>> begin

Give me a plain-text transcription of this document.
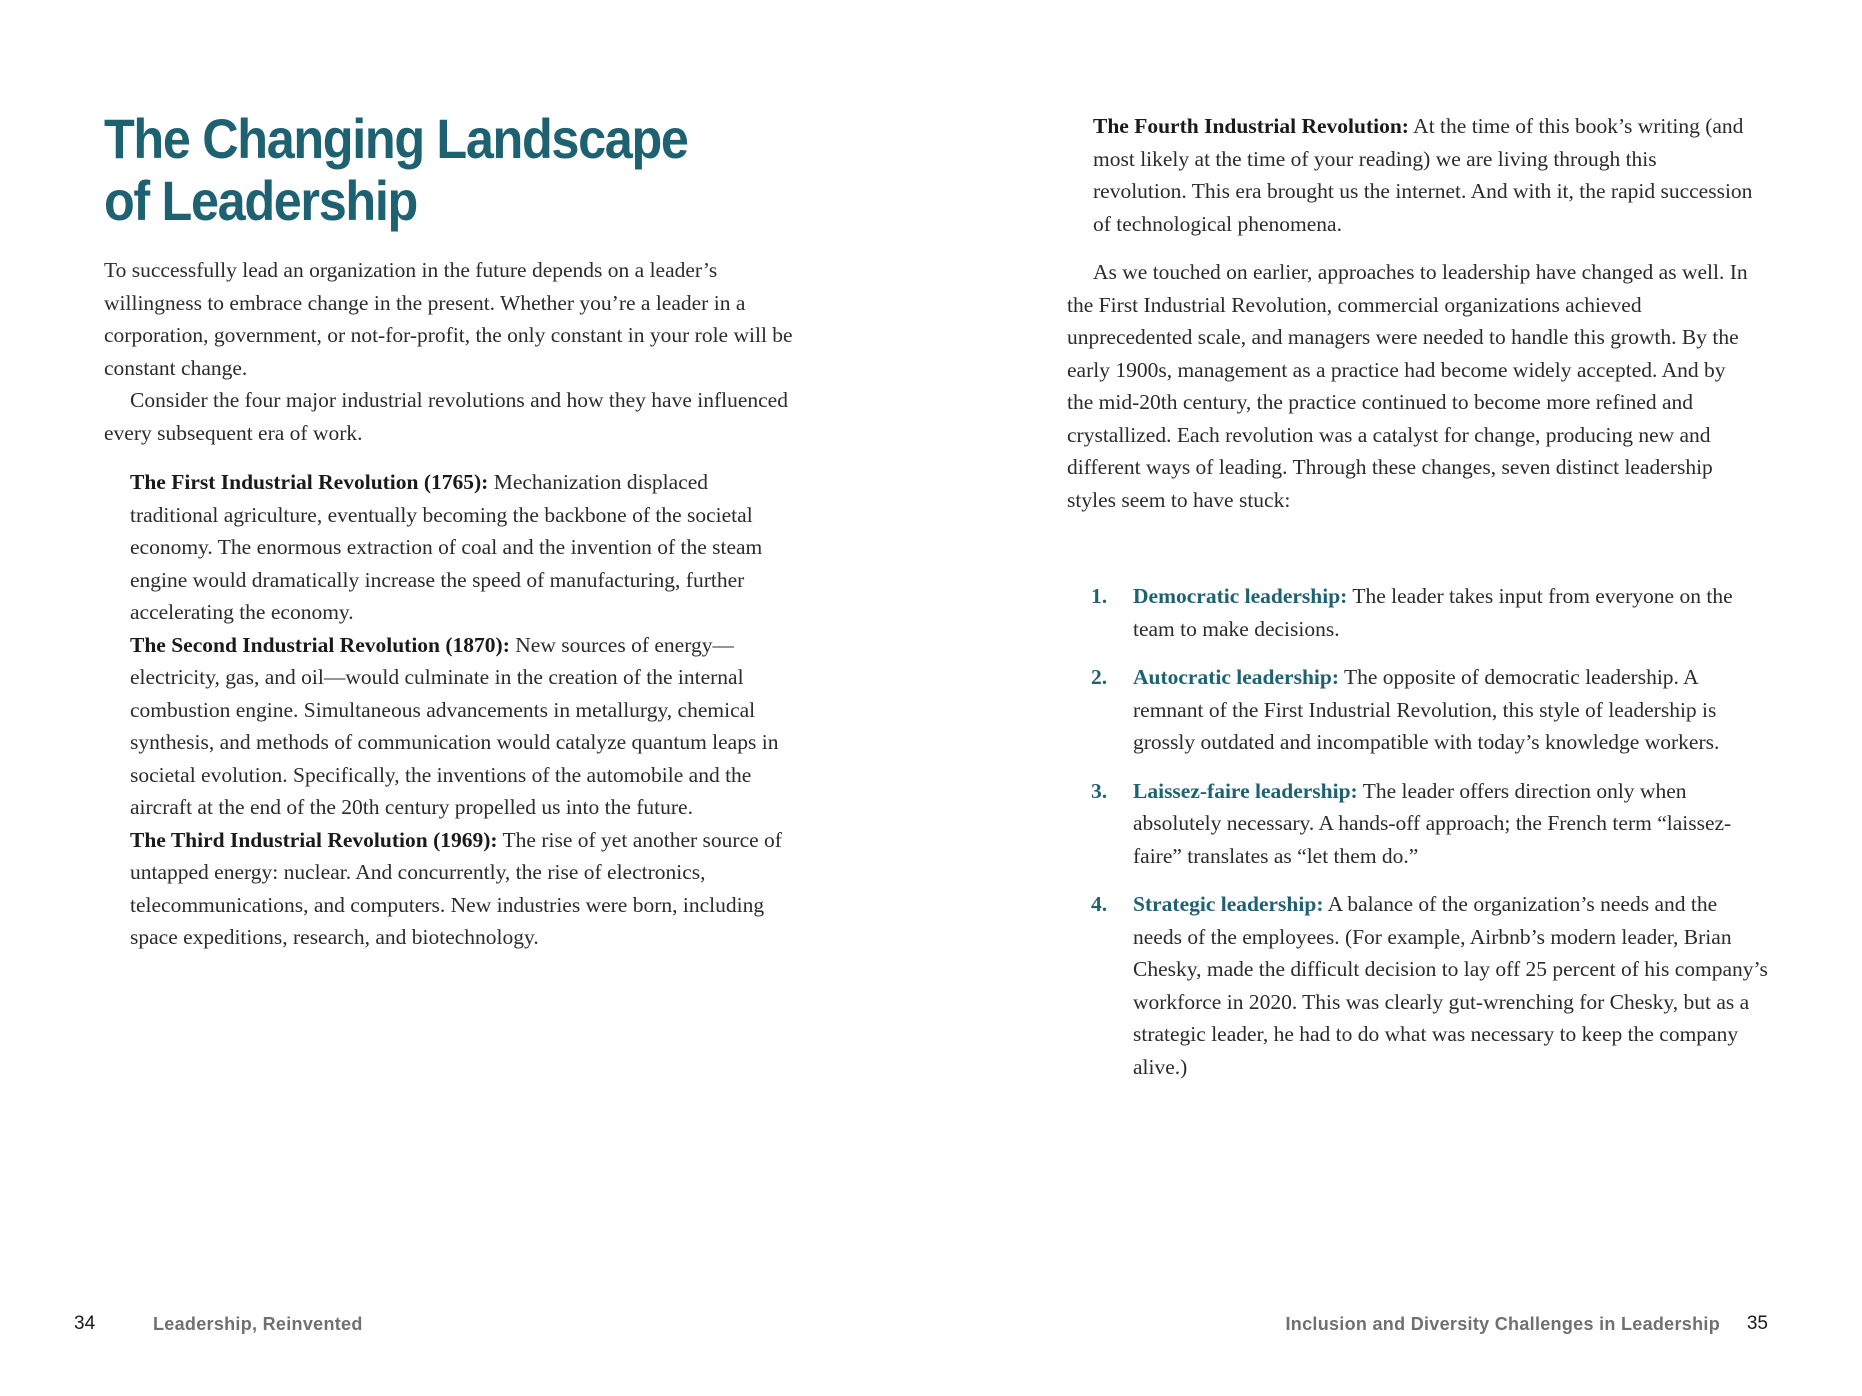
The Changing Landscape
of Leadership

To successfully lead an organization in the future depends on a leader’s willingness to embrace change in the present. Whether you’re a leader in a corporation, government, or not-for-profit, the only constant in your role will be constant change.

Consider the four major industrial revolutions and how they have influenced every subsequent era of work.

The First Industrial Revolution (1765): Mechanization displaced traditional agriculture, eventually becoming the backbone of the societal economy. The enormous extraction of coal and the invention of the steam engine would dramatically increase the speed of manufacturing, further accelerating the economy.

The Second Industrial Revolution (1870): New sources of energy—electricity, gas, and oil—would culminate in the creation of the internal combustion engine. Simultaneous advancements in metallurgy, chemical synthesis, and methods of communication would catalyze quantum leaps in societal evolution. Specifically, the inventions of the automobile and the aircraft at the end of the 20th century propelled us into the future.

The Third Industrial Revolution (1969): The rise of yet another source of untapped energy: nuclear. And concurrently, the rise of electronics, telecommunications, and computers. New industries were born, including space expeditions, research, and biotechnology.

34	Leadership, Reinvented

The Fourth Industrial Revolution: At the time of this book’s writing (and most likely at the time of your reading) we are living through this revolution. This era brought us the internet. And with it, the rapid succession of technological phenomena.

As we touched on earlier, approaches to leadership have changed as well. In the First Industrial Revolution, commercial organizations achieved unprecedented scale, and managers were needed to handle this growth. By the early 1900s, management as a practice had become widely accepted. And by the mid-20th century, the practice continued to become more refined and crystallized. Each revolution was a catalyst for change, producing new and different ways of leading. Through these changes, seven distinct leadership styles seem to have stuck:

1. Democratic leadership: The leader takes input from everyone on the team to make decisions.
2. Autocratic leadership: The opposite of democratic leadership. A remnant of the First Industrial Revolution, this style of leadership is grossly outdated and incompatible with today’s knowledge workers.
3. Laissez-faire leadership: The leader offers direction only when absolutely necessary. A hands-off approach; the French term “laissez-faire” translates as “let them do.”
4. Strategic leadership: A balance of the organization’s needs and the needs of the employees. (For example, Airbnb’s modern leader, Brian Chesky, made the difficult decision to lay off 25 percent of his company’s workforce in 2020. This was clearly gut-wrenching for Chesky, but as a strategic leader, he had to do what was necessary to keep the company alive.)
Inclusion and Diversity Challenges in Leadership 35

>> end

#### [EXERCISE DIRECTIONS]
Search the entries for the word "only" and copy every line that has it.

#### [ANSWER TO THIS EXERCISE]
To successfully lead an organization in the future depends on a leader’s willingness to embrace change in the present. Whether you’re a leader in a corporation, government, or not-for-profit, the only constant in your role will be constant change.
3. Laissez-faire leadership: The leader offers direction only when absolutely necessary. A hands-off approach; the French term “laissez-faire” translates as “let them do.”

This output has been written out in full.